== GIVEN REQUEST ==
Exactly retype the lines below from the one containing "Transcribe the text in this document." through the end of the listing. Leave pictures out.

— BEGIN —

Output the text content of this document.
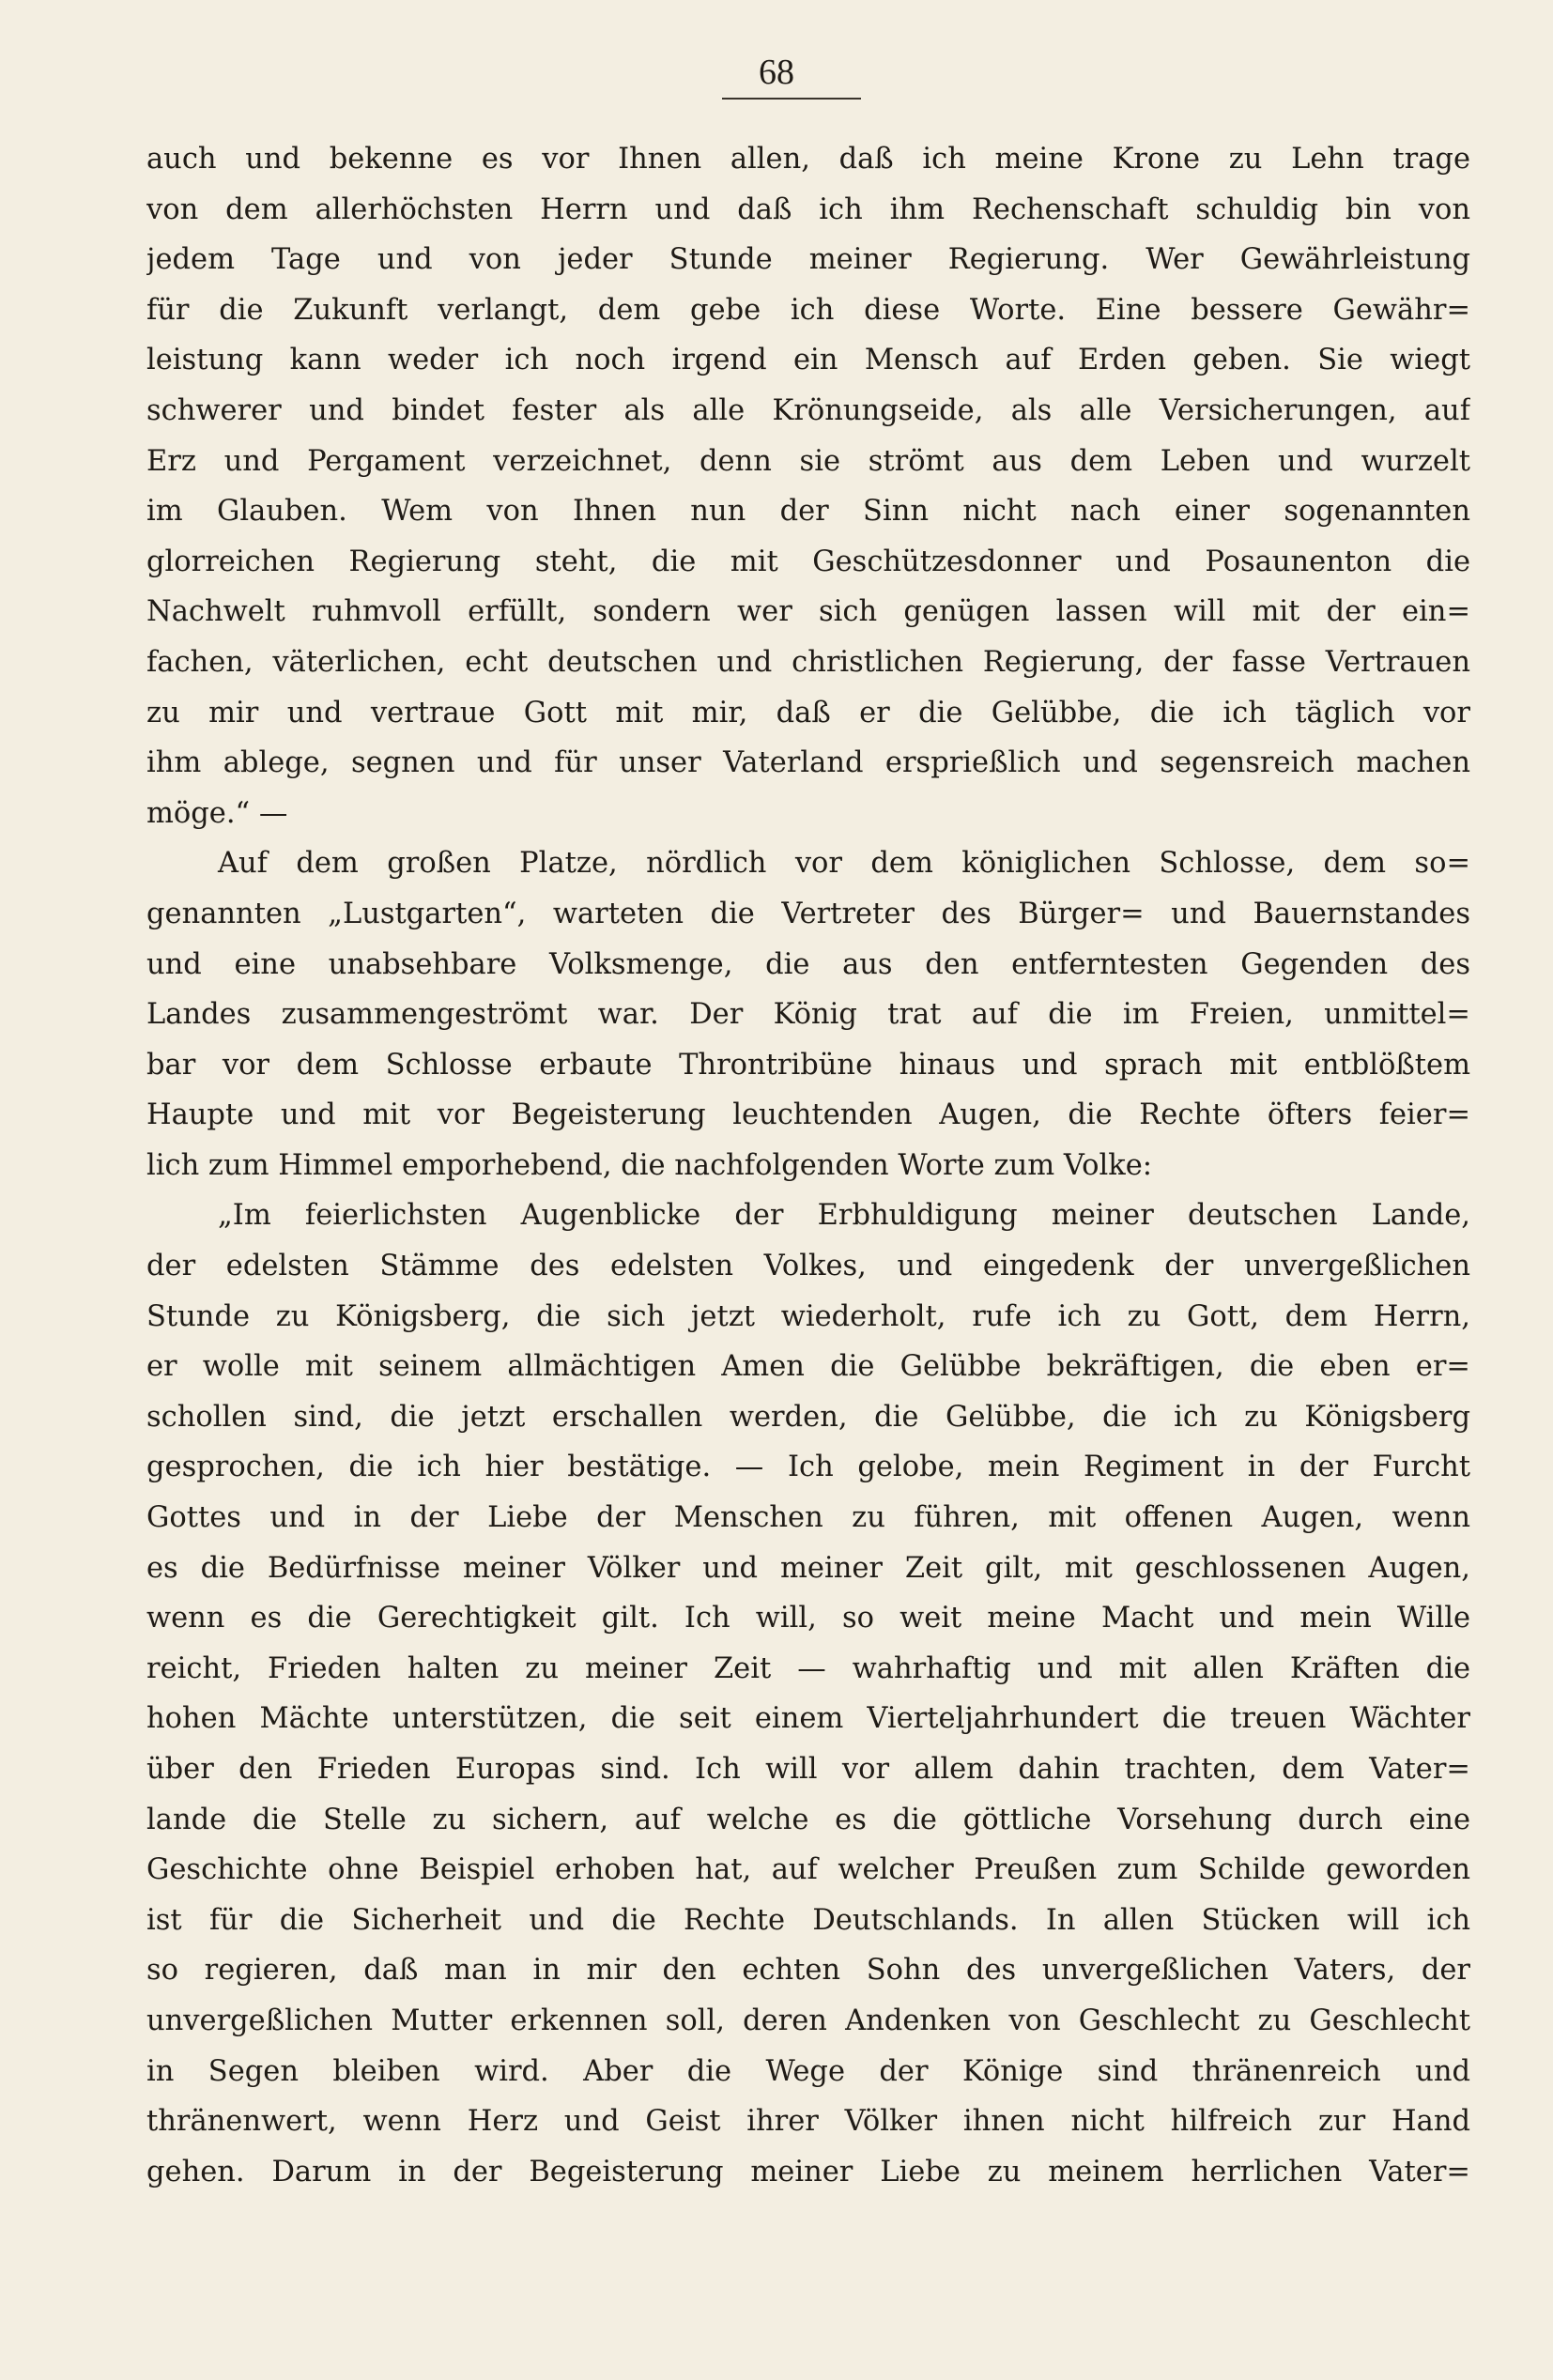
68
auch und bekenne es vor Ihnen allen, daß ich meine Krone zu Lehn trage
von dem allerhöchsten Herrn und daß ich ihm Rechenschaft schuldig bin von
jedem Tage und von jeder Stunde meiner Regierung. Wer Gewährleistung
für die Zukunft verlangt, dem gebe ich diese Worte. Eine bessere Gewähr=
leistung kann weder ich noch irgend ein Mensch auf Erden geben. Sie wiegt
schwerer und bindet fester als alle Krönungseide, als alle Versicherungen, auf
Erz und Pergament verzeichnet, denn sie strömt aus dem Leben und wurzelt
im Glauben. Wem von Ihnen nun der Sinn nicht nach einer sogenannten
glorreichen Regierung steht, die mit Geschützesdonner und Posaunenton die
Nachwelt ruhmvoll erfüllt, sondern wer sich genügen lassen will mit der ein=
fachen, väterlichen, echt deutschen und christlichen Regierung, der fasse Vertrauen
zu mir und vertraue Gott mit mir, daß er die Gelübbe, die ich täglich vor
ihm ablege, segnen und für unser Vaterland ersprießlich und segensreich machen
möge.“ —
Auf dem großen Platze, nördlich vor dem königlichen Schlosse, dem so=
genannten „Lustgarten“, warteten die Vertreter des Bürger= und Bauernstandes
und eine unabsehbare Volksmenge, die aus den entferntesten Gegenden des
Landes zusammengeströmt war. Der König trat auf die im Freien, unmittel=
bar vor dem Schlosse erbaute Throntribüne hinaus und sprach mit entblößtem
Haupte und mit vor Begeisterung leuchtenden Augen, die Rechte öfters feier=
lich zum Himmel emporhebend, die nachfolgenden Worte zum Volke:
„Im feierlichsten Augenblicke der Erbhuldigung meiner deutschen Lande,
der edelsten Stämme des edelsten Volkes, und eingedenk der unvergeßlichen
Stunde zu Königsberg, die sich jetzt wiederholt, rufe ich zu Gott, dem Herrn,
er wolle mit seinem allmächtigen Amen die Gelübbe bekräftigen, die eben er=
schollen sind, die jetzt erschallen werden, die Gelübbe, die ich zu Königsberg
gesprochen, die ich hier bestätige. — Ich gelobe, mein Regiment in der Furcht
Gottes und in der Liebe der Menschen zu führen, mit offenen Augen, wenn
es die Bedürfnisse meiner Völker und meiner Zeit gilt, mit geschlossenen Augen,
wenn es die Gerechtigkeit gilt. Ich will, so weit meine Macht und mein Wille
reicht, Frieden halten zu meiner Zeit — wahrhaftig und mit allen Kräften die
hohen Mächte unterstützen, die seit einem Vierteljahrhundert die treuen Wächter
über den Frieden Europas sind. Ich will vor allem dahin trachten, dem Vater=
lande die Stelle zu sichern, auf welche es die göttliche Vorsehung durch eine
Geschichte ohne Beispiel erhoben hat, auf welcher Preußen zum Schilde geworden
ist für die Sicherheit und die Rechte Deutschlands. In allen Stücken will ich
so regieren, daß man in mir den echten Sohn des unvergeßlichen Vaters, der
unvergeßlichen Mutter erkennen soll, deren Andenken von Geschlecht zu Geschlecht
in Segen bleiben wird. Aber die Wege der Könige sind thränenreich und
thränenwert, wenn Herz und Geist ihrer Völker ihnen nicht hilfreich zur Hand
gehen. Darum in der Begeisterung meiner Liebe zu meinem herrlichen Vater=
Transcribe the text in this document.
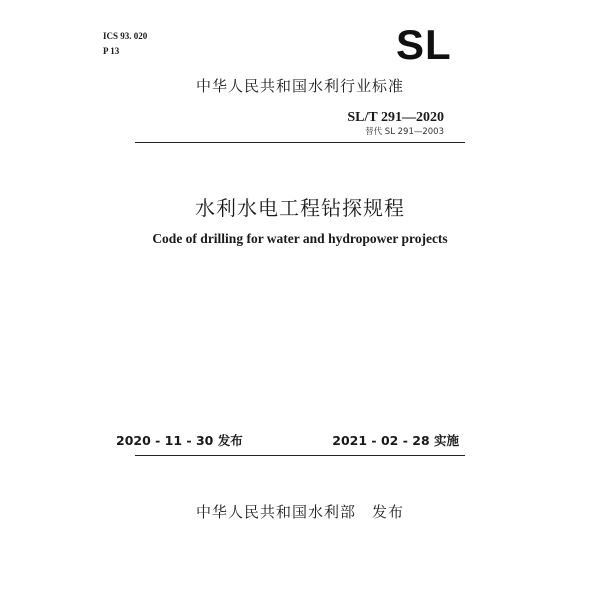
ICS 93. 020
P 13	SL
中华人民共和国水利行业标准
SL/T 291—2020
替代 SL 291—2003
水利水电工程钻探规程
Code of drilling for water and hydropower projects
2020 - 11 - 30 发布	2021 - 02 - 28 实施
中华人民共和国水利部 发布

— END —

== TASK OUTPUT ==
Transcribe the text in this document.
ICS 93. 020
P 13	SL
中华人民共和国水利行业标准
SL/T 291—2020
替代 SL 291—2003
水利水电工程钻探规程
Code of drilling for water and hydropower projects
2020 - 11 - 30 发布	2021 - 02 - 28 实施
中华人民共和国水利部 发布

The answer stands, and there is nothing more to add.